Transcribe each record below word for word.

----------

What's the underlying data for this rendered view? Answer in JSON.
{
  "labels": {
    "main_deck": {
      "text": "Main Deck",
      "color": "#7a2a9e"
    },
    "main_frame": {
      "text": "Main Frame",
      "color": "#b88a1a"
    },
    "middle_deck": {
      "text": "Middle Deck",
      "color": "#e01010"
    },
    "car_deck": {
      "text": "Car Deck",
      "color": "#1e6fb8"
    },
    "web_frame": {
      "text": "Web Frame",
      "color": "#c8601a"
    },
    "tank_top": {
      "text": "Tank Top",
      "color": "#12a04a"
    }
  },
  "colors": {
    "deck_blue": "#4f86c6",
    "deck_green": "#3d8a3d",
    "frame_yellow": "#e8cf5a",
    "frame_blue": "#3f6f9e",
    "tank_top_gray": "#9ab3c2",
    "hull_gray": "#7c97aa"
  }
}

----------

### Task answer
What's the underlying data for this rendered view? Answer in JSON.
{
  "labels": {
    "main_deck": {
      "text": "Main Deck",
      "color": "#7a2a9e"
    },
    "main_frame": {
      "text": "Main Frame",
      "color": "#b88a1a"
    },
    "middle_deck": {
      "text": "Middle Deck",
      "color": "#e01010"
    },
    "car_deck": {
      "text": "Car Deck",
      "color": "#1e6fb8"
    },
    "web_frame": {
      "text": "Web Frame",
      "color": "#c8601a"
    },
    "tank_top": {
      "text": "Tank Top",
      "color": "#12a04a"
    }
  },
  "colors": {
    "deck_blue": "#4f86c6",
    "deck_green": "#3d8a3d",
    "frame_yellow": "#e8cf5a",
    "frame_blue": "#3f6f9e",
    "tank_top_gray": "#9ab3c2",
    "hull_gray": "#7c97aa"
  }
}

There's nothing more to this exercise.